Stated exercise: Collect each line holding the string "content".

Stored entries
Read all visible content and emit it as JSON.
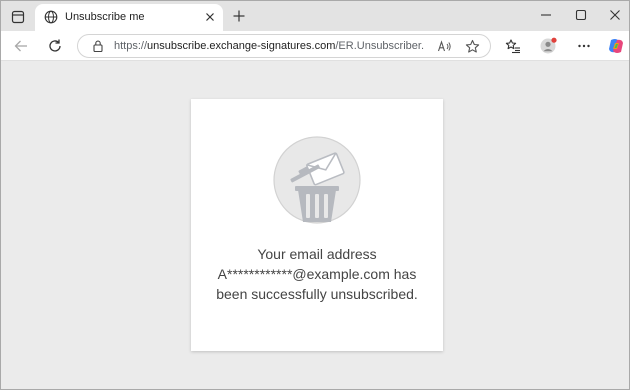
{
  "browser": {
    "tab": {
      "title": "Unsubscribe me",
      "favicon": "globe-icon"
    },
    "address": {
      "prefix": "https://",
      "host": "unsubscribe.exchange-signatures.com",
      "path": "/ER.Unsubscriber..."
    },
    "window_controls": [
      "minimize-icon",
      "maximize-icon",
      "close-icon"
    ],
    "accent_colors": {
      "profile_dot": "#e0413c",
      "copilot": "#3b82f6"
    }
  },
  "page": {
    "illustration": "unsubscribe-mail-trash-icon",
    "message": {
      "line1": "Your email address",
      "line2": "A************@example.com has",
      "line3": "been successfully unsubscribed."
    }
  }
}
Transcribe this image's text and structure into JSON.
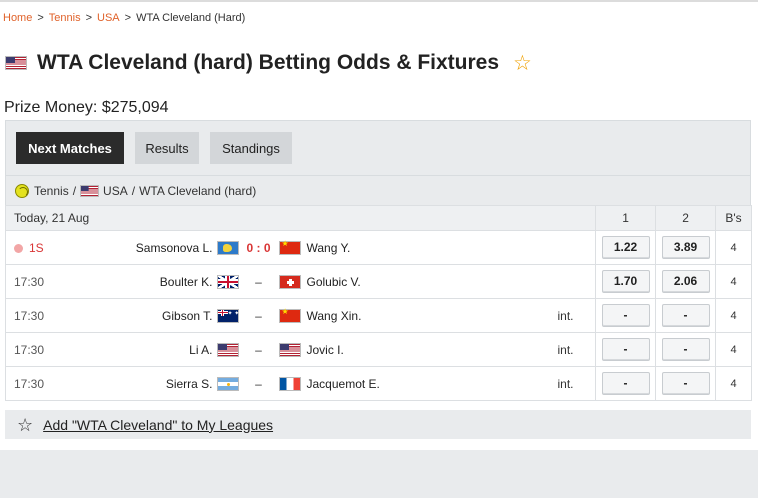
{
  "breadcrumb": {
    "items": [
      "Home",
      "Tennis",
      "USA"
    ],
    "current": "WTA Cleveland (Hard)",
    "separator": ">"
  },
  "header": {
    "title": "WTA Cleveland (hard) Betting Odds & Fixtures",
    "flag_icon": "us-flag-icon",
    "favorite_icon": "star-outline-icon"
  },
  "prize": {
    "text": "Prize Money: $275,094"
  },
  "tabs": [
    {
      "label": "Next Matches",
      "active": true
    },
    {
      "label": "Results",
      "active": false
    },
    {
      "label": "Standings",
      "active": false
    }
  ],
  "subnav": {
    "sport": "Tennis",
    "sep1": "/",
    "country": "USA",
    "sep2": "/",
    "league": "WTA Cleveland (hard)"
  },
  "table": {
    "date_header": "Today, 21 Aug",
    "col_1": "1",
    "col_2": "2",
    "col_bs": "B's",
    "rows": [
      {
        "time": "1S",
        "live": true,
        "home": "Samsonova L.",
        "home_flag": "world",
        "score": "0 : 0",
        "away": "Wang Y.",
        "away_flag": "cn",
        "info": "",
        "odd1": "1.22",
        "odd2": "3.89",
        "bs": "4"
      },
      {
        "time": "17:30",
        "live": false,
        "home": "Boulter K.",
        "home_flag": "gb",
        "score": "–",
        "away": "Golubic V.",
        "away_flag": "ch",
        "info": "",
        "odd1": "1.70",
        "odd2": "2.06",
        "bs": "4"
      },
      {
        "time": "17:30",
        "live": false,
        "home": "Gibson T.",
        "home_flag": "au",
        "score": "–",
        "away": "Wang Xin.",
        "away_flag": "cn",
        "info": "int.",
        "odd1": "-",
        "odd2": "-",
        "bs": "4"
      },
      {
        "time": "17:30",
        "live": false,
        "home": "Li A.",
        "home_flag": "us",
        "score": "–",
        "away": "Jovic I.",
        "away_flag": "us",
        "info": "int.",
        "odd1": "-",
        "odd2": "-",
        "bs": "4"
      },
      {
        "time": "17:30",
        "live": false,
        "home": "Sierra S.",
        "home_flag": "ar",
        "score": "–",
        "away": "Jacquemot E.",
        "away_flag": "fr",
        "info": "int.",
        "odd1": "-",
        "odd2": "-",
        "bs": "4"
      }
    ]
  },
  "add_league": {
    "label": "Add \"WTA Cleveland\" to My Leagues"
  },
  "colors": {
    "accent": "#e0622a",
    "live": "#d93636",
    "star": "#f0a000",
    "tab_active": "#2b2b2b"
  }
}
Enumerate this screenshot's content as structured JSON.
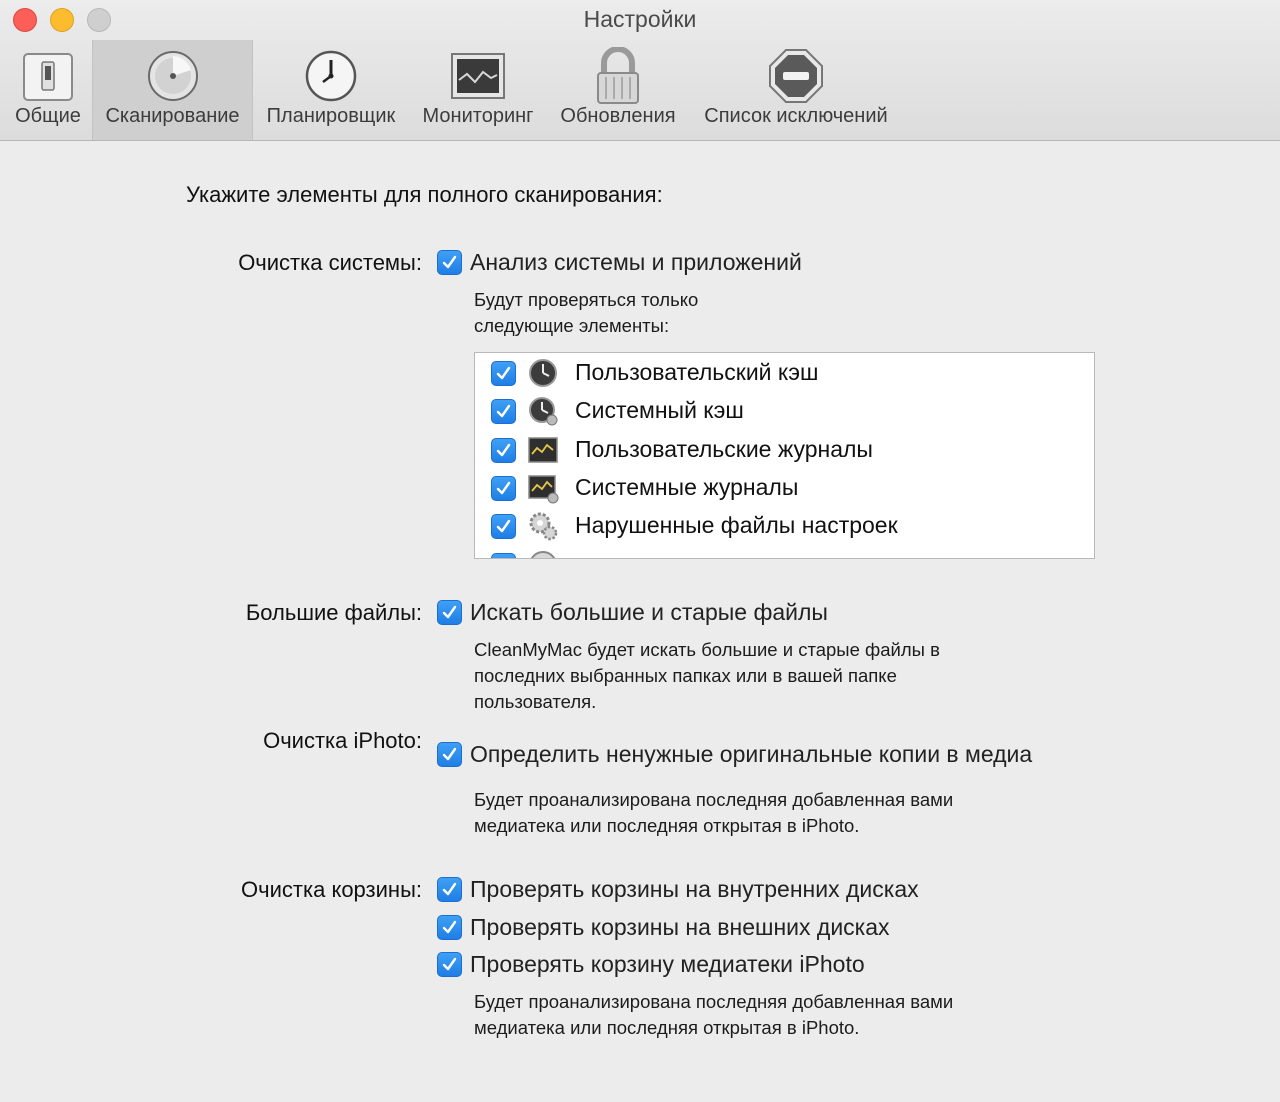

Result of this task:
Read all visible content and emit it as JSON.
Enumerate this screenshot's content as structured JSON.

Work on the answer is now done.